REQUIREMENT ->
Every line with the word "Tele" in it should be extracted from the data that follows.

EXTRACTED MATERIAL ->
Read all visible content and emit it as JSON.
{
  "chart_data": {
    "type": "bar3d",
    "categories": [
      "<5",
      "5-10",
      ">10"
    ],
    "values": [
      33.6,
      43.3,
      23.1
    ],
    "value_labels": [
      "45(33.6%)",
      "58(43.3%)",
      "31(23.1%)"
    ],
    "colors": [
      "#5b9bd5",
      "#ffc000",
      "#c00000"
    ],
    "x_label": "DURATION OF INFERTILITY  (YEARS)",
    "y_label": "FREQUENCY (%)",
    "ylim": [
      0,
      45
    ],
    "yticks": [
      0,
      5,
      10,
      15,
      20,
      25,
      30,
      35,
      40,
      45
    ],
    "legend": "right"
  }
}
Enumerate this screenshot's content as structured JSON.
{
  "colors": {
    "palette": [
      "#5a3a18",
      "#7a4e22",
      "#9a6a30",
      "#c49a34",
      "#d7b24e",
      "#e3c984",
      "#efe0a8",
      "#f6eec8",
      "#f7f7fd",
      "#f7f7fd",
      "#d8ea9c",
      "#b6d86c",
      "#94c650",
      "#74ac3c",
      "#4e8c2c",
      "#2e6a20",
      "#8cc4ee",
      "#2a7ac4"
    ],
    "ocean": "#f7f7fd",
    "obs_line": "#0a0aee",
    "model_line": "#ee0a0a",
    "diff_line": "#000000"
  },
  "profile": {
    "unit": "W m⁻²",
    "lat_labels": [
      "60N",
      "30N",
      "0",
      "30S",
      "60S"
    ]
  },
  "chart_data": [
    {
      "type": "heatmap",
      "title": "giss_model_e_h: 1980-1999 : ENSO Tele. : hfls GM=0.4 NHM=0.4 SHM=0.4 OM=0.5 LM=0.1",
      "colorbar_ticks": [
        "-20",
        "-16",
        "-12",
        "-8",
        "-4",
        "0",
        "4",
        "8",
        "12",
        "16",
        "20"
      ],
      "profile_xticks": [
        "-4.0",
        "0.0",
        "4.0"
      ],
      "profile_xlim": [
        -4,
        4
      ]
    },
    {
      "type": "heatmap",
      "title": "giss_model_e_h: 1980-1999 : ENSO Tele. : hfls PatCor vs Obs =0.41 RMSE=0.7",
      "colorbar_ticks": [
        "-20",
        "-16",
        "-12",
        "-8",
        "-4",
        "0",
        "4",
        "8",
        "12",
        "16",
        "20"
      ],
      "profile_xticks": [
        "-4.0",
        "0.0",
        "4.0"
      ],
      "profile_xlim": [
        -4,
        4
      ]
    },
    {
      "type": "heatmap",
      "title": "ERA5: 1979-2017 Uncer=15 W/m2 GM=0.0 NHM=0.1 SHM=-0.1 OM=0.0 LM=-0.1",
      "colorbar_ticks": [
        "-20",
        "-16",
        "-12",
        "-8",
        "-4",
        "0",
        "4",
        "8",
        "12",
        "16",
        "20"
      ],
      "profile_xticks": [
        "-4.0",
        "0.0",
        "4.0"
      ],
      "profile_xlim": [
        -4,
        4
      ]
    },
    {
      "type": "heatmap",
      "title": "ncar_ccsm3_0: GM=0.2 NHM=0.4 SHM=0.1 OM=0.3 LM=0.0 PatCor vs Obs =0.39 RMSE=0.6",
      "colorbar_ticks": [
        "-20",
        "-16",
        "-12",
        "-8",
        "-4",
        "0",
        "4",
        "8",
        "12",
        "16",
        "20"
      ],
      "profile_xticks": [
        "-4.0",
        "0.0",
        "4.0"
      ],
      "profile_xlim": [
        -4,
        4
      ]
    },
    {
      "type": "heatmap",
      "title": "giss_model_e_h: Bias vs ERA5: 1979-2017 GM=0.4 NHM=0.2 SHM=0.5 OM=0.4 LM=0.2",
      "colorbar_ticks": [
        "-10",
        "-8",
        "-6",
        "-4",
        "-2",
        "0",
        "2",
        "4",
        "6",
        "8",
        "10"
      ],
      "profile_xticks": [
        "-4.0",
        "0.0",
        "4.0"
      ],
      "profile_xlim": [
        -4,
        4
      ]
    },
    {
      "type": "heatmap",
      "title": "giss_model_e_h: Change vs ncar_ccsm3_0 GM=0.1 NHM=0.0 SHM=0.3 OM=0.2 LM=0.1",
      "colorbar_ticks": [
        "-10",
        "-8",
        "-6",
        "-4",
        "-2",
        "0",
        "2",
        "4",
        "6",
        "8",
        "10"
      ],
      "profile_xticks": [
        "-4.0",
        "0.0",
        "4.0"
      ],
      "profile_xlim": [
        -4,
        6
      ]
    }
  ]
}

THE ANSWER ->
      "title": "giss_model_e_h: 1980-1999 : ENSO Tele. : hfls GM=0.4 NHM=0.4 SHM=0.4 OM=0.5 LM=0.1",
      "title": "giss_model_e_h: 1980-1999 : ENSO Tele. : hfls PatCor vs Obs =0.41 RMSE=0.7",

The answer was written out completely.